I'm not a 23 yr vet (Thank you and God Bless you, b.t.w.), but I know a _little_ about some things.

I know that it's difficult to reach deep down past our desires to be big badd-azz Rambo-types and come up with the stark raw reality of looking at another human over sights. It's not something any thinking ethical person _*wants*_ to do, even to an enemy, much less a probably innocent American in a similar dyer situation.

What I must say surprises me a little is the majority tendency to decide on an action based on whether or not one has sufficient force to *win* a deadly encounter.

Even with superior and overwhelming force, until I had some kind of information regarding their disposition, I would avoid confrontation. They could just as easily be nothing more than a scout group for a much larger horde. I know if *MY* recon group came up missing, I would probably assume the worst, and go hunting.

All the best.


----------



## cnsper (Sep 20, 2012)

Rabid Coyotes are usually the only thing shot on site. Immediately taking out the driver is only going to escalate things quickly. If you get a reputation of shooting first then you will be hunted like a rabid coyote when all your neighbors ban together to take out the danger. The people that tamed the old west were Ranchers, Farmers and Shop Keepers. It was not the military as some like to think.

Now if they start to fire on you while they are still moving, forget the driver for a moment and take out one of the front tires. You did say it was a big ole 4x4 after all. Take the one closest to the ditch and hope it pulls them in and causes it to roll.

You do not just indiscriminately start shooting folks because you think they may be dangerous but pointing guns in their general direction is not out of reason either.

My choice would be to hide and speak from cover. Chances are that if you heard the vehicle there was not enough time to move your truck behind the building so they are going to stop and investigate and scavenge.


----------



## Canadian (Dec 14, 2008)

Startingout-Blair said:


> *It seems that one thing the OP mentioned was the use of a CB radio for listening, which I would figure was a home base type setup. That means, more than likely, each vehicle, or at least the one you are scouting with probably also has a CB radio. This means you do have communication with your BOL home base. You have the ability to keep them informed of what is happening and either have backup on the way or hVe them prepared for potential attack, just in case.* I do agree, when scouting, I would not have parked the vehicle in front of the gas station. I would have hidden it close by, and recon the station by foot, being fully prepared in case of meeting other people.
> 
> I ran this scenario past a non-military buddy of mine. He said he would have had one person lay out on the parking lot as if they were hurt or dead and the others hidden with weapons ready. Depending on the group's reaction to the first guy, the rest have the drop on them. I asked my friend if he wanted to be the bait guy. He said "no". I agreed and told him no one else would want to either. Lol


True. The cottage does have a CB radio and and AM/FM radio but no short wave and no scanner. No traffic has been heard on either for three months. The group has been listening for three months but has never made a transmission. It is safe to say your truck also has a CB. However, CB transmissions are not encrypted or scrambled in any way. Anyone else with a CB on that channel would be able to hear everything you say.

**RECORDED INFORMATION:**
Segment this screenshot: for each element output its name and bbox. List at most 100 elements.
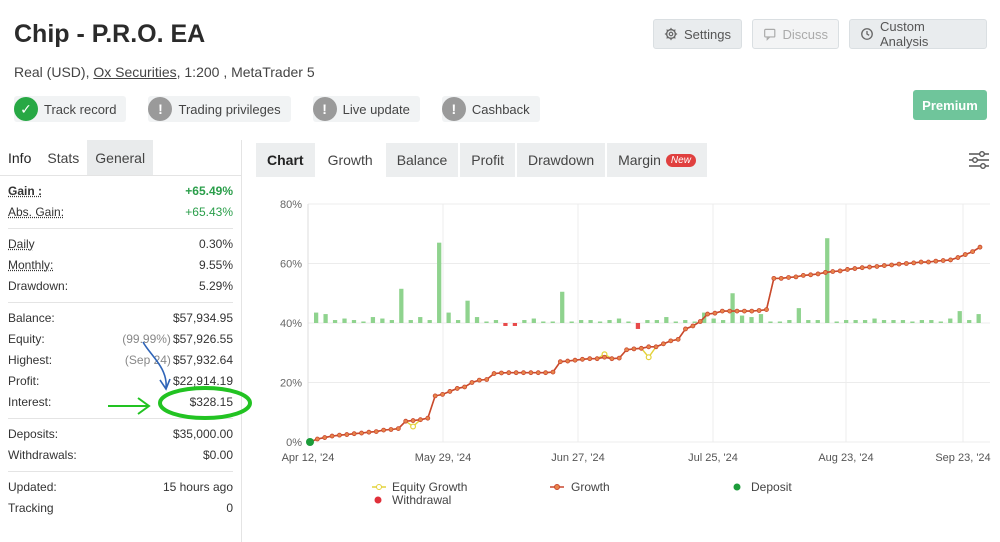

**STATED PROBLEM 1:**
Answer these about the gas station thread:
(a) Who does cnsper say tamed the old west?
(b) Which tire does cnsper suggest shooting if the 4x4 opens fire while still moving?
(c) For how long has the group at the cottage been listening to its radios?
**STATED PROBLEM 2:** Please carry on the gas station thread past its final sentence.
The listing is not needed here.

**WRITTEN RESPONSE 1:**
(a) Ranchers, Farmers and Shop Keepers.
(b) The front tire closest to the ditch.
(c) Three months.

**WRITTEN RESPONSE 2:**
The other group in the black truck may also have a CB but it is also possible that they are maintaining radio silence for security purposes. It would be interesting to note under what circumstances a group would use a radio. Do you use code words? Do you not talk about certain topics? Or do you transmit miss-information to mislead people who might be listening?

Thanks again to everyone for the replies. Keep them coming and remember not just to post your response but to also vote on the poll.


----------



## Tribal Warlord Thug (Jan 27, 2009)

cnsper said:


> Rabid Coyotes are usually the only thing shot on site. Immediately taking out the driver is only going to escalate things quickly. If you get a reputation of shooting first then you will be hunted like a rabid coyote when all your neighbors ban together to take out the danger. The people that tamed the old west were Ranchers, Farmers and Shop Keepers. It was not the military as some like to think.
> 
> Now if they start to fire on you while they are still moving, forget the driver for a moment and take out one of the front tires. You did say it was a big ole 4x4 after all. Take the one closest to the ditch and hope it pulls them in and causes it to roll.
> 
> ...


this tripe comin' from the mouth of someone who says this....

and i'll quote ya..."You know that is why divers carry a knife. Shark comes around just cut your buddy and swim away... LOL"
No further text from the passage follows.